Give back all the data exactly, line by line.

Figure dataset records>

START

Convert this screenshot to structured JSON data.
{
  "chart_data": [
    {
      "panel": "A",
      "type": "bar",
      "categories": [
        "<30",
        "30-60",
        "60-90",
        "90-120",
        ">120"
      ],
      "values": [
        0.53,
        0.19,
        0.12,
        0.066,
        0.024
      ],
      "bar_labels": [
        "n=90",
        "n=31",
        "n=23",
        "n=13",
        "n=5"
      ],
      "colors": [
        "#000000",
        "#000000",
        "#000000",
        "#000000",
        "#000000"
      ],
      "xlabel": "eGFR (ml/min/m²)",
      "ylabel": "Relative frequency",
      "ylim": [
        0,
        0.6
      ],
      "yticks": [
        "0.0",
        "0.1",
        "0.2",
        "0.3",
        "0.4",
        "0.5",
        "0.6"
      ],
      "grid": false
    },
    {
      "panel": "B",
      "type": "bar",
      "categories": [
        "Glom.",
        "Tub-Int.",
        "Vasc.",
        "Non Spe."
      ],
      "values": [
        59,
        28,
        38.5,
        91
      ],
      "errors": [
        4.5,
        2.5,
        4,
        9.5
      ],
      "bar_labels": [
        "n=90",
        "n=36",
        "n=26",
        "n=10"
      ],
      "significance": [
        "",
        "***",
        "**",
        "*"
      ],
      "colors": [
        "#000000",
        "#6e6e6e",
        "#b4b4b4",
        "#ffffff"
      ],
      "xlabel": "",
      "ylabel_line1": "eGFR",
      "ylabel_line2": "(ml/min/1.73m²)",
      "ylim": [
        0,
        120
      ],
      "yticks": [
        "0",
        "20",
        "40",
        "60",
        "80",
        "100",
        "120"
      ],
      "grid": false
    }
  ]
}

END

EXERCISE RESULT>
Convert this screenshot to structured JSON data.
{
  "chart_data": [
    {
      "panel": "A",
      "type": "bar",
      "categories": [
        "<30",
        "30-60",
        "60-90",
        "90-120",
        ">120"
      ],
      "values": [
        0.53,
        0.19,
        0.12,
        0.066,
        0.024
      ],
      "bar_labels": [
        "n=90",
        "n=31",
        "n=23",
        "n=13",
        "n=5"
      ],
      "colors": [
        "#000000",
        "#000000",
        "#000000",
        "#000000",
        "#000000"
      ],
      "xlabel": "eGFR (ml/min/m²)",
      "ylabel": "Relative frequency",
      "ylim": [
        0,
        0.6
      ],
      "yticks": [
        "0.0",
        "0.1",
        "0.2",
        "0.3",
        "0.4",
        "0.5",
        "0.6"
      ],
      "grid": false
    },
    {
      "panel": "B",
      "type": "bar",
      "categories": [
        "Glom.",
        "Tub-Int.",
        "Vasc.",
        "Non Spe."
      ],
      "values": [
        59,
        28,
        38.5,
        91
      ],
      "errors": [
        4.5,
        2.5,
        4,
        9.5
      ],
      "bar_labels": [
        "n=90",
        "n=36",
        "n=26",
        "n=10"
      ],
      "significance": [
        "",
        "***",
        "**",
        "*"
      ],
      "colors": [
        "#000000",
        "#6e6e6e",
        "#b4b4b4",
        "#ffffff"
      ],
      "xlabel": "",
      "ylabel_line1": "eGFR",
      "ylabel_line2": "(ml/min/1.73m²)",
      "ylim": [
        0,
        120
      ],
      "yticks": [
        "0",
        "20",
        "40",
        "60",
        "80",
        "100",
        "120"
      ],
      "grid": false
    }
  ]
}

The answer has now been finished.